-- start of SUPPLIED DATA --
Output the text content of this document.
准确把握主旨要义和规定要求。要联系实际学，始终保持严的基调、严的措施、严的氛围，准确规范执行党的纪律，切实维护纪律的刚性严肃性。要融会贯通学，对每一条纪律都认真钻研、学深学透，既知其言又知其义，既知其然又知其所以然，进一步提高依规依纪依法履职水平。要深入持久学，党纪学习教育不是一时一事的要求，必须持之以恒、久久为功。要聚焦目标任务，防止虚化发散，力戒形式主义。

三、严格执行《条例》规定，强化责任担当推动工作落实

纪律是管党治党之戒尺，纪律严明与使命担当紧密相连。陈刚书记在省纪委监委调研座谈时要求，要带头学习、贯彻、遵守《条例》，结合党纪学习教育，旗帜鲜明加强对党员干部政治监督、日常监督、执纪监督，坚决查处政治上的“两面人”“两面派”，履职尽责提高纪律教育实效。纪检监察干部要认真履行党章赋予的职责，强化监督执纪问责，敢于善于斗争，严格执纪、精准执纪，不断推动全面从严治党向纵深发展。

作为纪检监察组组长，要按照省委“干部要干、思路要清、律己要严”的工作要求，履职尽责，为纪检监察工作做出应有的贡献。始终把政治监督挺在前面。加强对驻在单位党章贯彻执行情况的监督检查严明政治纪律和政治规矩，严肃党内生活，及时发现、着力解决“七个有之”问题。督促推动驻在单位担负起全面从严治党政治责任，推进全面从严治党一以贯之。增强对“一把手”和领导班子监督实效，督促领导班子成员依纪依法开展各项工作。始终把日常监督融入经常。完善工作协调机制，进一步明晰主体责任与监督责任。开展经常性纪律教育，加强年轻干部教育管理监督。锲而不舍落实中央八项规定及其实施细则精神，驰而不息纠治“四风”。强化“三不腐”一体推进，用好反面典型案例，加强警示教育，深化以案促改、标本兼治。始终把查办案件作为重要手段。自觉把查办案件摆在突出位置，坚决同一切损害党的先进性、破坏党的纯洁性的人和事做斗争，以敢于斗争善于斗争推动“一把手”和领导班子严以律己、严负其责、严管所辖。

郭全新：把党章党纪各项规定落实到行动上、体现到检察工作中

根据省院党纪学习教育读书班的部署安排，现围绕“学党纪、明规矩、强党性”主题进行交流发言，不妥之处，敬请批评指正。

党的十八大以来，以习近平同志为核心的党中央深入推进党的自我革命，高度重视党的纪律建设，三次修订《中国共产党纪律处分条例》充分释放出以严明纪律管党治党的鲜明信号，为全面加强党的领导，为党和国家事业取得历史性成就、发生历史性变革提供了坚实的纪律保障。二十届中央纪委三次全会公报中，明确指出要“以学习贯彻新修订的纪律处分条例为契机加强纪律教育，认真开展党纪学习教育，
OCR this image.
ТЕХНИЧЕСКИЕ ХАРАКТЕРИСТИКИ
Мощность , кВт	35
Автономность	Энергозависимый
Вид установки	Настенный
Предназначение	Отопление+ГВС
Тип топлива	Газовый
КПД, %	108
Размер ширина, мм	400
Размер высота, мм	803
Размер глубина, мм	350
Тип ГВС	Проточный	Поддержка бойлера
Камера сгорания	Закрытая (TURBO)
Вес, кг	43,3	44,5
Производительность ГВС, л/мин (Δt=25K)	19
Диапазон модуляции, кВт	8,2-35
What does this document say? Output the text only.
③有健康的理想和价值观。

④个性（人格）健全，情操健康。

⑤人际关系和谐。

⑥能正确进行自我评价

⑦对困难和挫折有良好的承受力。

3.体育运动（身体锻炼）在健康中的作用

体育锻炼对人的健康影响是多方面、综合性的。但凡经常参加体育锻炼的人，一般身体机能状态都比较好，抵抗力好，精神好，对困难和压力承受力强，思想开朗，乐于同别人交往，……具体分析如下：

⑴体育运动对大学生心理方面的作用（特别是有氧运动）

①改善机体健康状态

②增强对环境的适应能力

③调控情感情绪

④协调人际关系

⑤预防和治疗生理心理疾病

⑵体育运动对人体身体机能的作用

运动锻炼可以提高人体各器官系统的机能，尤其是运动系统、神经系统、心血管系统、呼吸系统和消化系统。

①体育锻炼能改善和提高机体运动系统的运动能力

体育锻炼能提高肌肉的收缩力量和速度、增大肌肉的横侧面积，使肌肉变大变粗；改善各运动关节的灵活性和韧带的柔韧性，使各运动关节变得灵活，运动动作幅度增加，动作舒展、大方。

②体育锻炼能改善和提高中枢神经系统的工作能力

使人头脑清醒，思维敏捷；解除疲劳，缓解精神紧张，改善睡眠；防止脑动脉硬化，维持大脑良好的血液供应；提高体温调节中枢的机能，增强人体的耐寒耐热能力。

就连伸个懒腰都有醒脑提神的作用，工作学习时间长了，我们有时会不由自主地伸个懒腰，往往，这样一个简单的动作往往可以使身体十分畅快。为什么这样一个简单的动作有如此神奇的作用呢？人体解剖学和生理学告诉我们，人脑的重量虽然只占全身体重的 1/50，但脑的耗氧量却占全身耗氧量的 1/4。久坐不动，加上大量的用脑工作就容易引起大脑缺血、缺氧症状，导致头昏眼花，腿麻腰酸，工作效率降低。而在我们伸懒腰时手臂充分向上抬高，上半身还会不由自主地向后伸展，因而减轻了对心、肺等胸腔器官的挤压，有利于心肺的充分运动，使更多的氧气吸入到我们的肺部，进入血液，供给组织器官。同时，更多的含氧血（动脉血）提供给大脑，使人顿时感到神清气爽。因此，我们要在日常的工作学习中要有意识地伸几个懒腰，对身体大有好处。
-- end of SUPPLIED DATA --
WHAT YOU ARE ASKED TO DO →
Go through the listing above and restate it word for word.

ANSWER TO THE TASK →
Output the text content of this document.
准确把握主旨要义和规定要求。要联系实际学，始终保持严的基调、严的措施、严的氛围，准确规范执行党的纪律，切实维护纪律的刚性严肃性。要融会贯通学，对每一条纪律都认真钻研、学深学透，既知其言又知其义，既知其然又知其所以然，进一步提高依规依纪依法履职水平。要深入持久学，党纪学习教育不是一时一事的要求，必须持之以恒、久久为功。要聚焦目标任务，防止虚化发散，力戒形式主义。

三、严格执行《条例》规定，强化责任担当推动工作落实

纪律是管党治党之戒尺，纪律严明与使命担当紧密相连。陈刚书记在省纪委监委调研座谈时要求，要带头学习、贯彻、遵守《条例》，结合党纪学习教育，旗帜鲜明加强对党员干部政治监督、日常监督、执纪监督，坚决查处政治上的“两面人”“两面派”，履职尽责提高纪律教育实效。纪检监察干部要认真履行党章赋予的职责，强化监督执纪问责，敢于善于斗争，严格执纪、精准执纪，不断推动全面从严治党向纵深发展。

作为纪检监察组组长，要按照省委“干部要干、思路要清、律己要严”的工作要求，履职尽责，为纪检监察工作做出应有的贡献。始终把政治监督挺在前面。加强对驻在单位党章贯彻执行情况的监督检查严明政治纪律和政治规矩，严肃党内生活，及时发现、着力解决“七个有之”问题。督促推动驻在单位担负起全面从严治党政治责任，推进全面从严治党一以贯之。增强对“一把手”和领导班子监督实效，督促领导班子成员依纪依法开展各项工作。始终把日常监督融入经常。完善工作协调机制，进一步明晰主体责任与监督责任。开展经常性纪律教育，加强年轻干部教育管理监督。锲而不舍落实中央八项规定及其实施细则精神，驰而不息纠治“四风”。强化“三不腐”一体推进，用好反面典型案例，加强警示教育，深化以案促改、标本兼治。始终把查办案件作为重要手段。自觉把查办案件摆在突出位置，坚决同一切损害党的先进性、破坏党的纯洁性的人和事做斗争，以敢于斗争善于斗争推动“一把手”和领导班子严以律己、严负其责、严管所辖。

郭全新：把党章党纪各项规定落实到行动上、体现到检察工作中

根据省院党纪学习教育读书班的部署安排，现围绕“学党纪、明规矩、强党性”主题进行交流发言，不妥之处，敬请批评指正。

党的十八大以来，以习近平同志为核心的党中央深入推进党的自我革命，高度重视党的纪律建设，三次修订《中国共产党纪律处分条例》充分释放出以严明纪律管党治党的鲜明信号，为全面加强党的领导，为党和国家事业取得历史性成就、发生历史性变革提供了坚实的纪律保障。二十届中央纪委三次全会公报中，明确指出要“以学习贯彻新修订的纪律处分条例为契机加强纪律教育，认真开展党纪学习教育，
OCR this image.
ТЕХНИЧЕСКИЕ ХАРАКТЕРИСТИКИ
Мощность , кВт	35
Автономность	Энергозависимый
Вид установки	Настенный
Предназначение	Отопление+ГВС
Тип топлива	Газовый
КПД, %	108
Размер ширина, мм	400
Размер высота, мм	803
Размер глубина, мм	350
Тип ГВС	Проточный	Поддержка бойлера
Камера сгорания	Закрытая (TURBO)
Вес, кг	43,3	44,5
Производительность ГВС, л/мин (Δt=25K)	19
Диапазон модуляции, кВт	8,2-35
What does this document say? Output the text only.
③有健康的理想和价值观。

④个性（人格）健全，情操健康。

⑤人际关系和谐。

⑥能正确进行自我评价

⑦对困难和挫折有良好的承受力。

3.体育运动（身体锻炼）在健康中的作用

体育锻炼对人的健康影响是多方面、综合性的。但凡经常参加体育锻炼的人，一般身体机能状态都比较好，抵抗力好，精神好，对困难和压力承受力强，思想开朗，乐于同别人交往，……具体分析如下：

⑴体育运动对大学生心理方面的作用（特别是有氧运动）

①改善机体健康状态

②增强对环境的适应能力

③调控情感情绪

④协调人际关系

⑤预防和治疗生理心理疾病

⑵体育运动对人体身体机能的作用

运动锻炼可以提高人体各器官系统的机能，尤其是运动系统、神经系统、心血管系统、呼吸系统和消化系统。

①体育锻炼能改善和提高机体运动系统的运动能力

体育锻炼能提高肌肉的收缩力量和速度、增大肌肉的横侧面积，使肌肉变大变粗；改善各运动关节的灵活性和韧带的柔韧性，使各运动关节变得灵活，运动动作幅度增加，动作舒展、大方。

②体育锻炼能改善和提高中枢神经系统的工作能力

使人头脑清醒，思维敏捷；解除疲劳，缓解精神紧张，改善睡眠；防止脑动脉硬化，维持大脑良好的血液供应；提高体温调节中枢的机能，增强人体的耐寒耐热能力。

就连伸个懒腰都有醒脑提神的作用，工作学习时间长了，我们有时会不由自主地伸个懒腰，往往，这样一个简单的动作往往可以使身体十分畅快。为什么这样一个简单的动作有如此神奇的作用呢？人体解剖学和生理学告诉我们，人脑的重量虽然只占全身体重的 1/50，但脑的耗氧量却占全身耗氧量的 1/4。久坐不动，加上大量的用脑工作就容易引起大脑缺血、缺氧症状，导致头昏眼花，腿麻腰酸，工作效率降低。而在我们伸懒腰时手臂充分向上抬高，上半身还会不由自主地向后伸展，因而减轻了对心、肺等胸腔器官的挤压，有利于心肺的充分运动，使更多的氧气吸入到我们的肺部，进入血液，供给组织器官。同时，更多的含氧血（动脉血）提供给大脑，使人顿时感到神清气爽。因此，我们要在日常的工作学习中要有意识地伸几个懒腰，对身体大有好处。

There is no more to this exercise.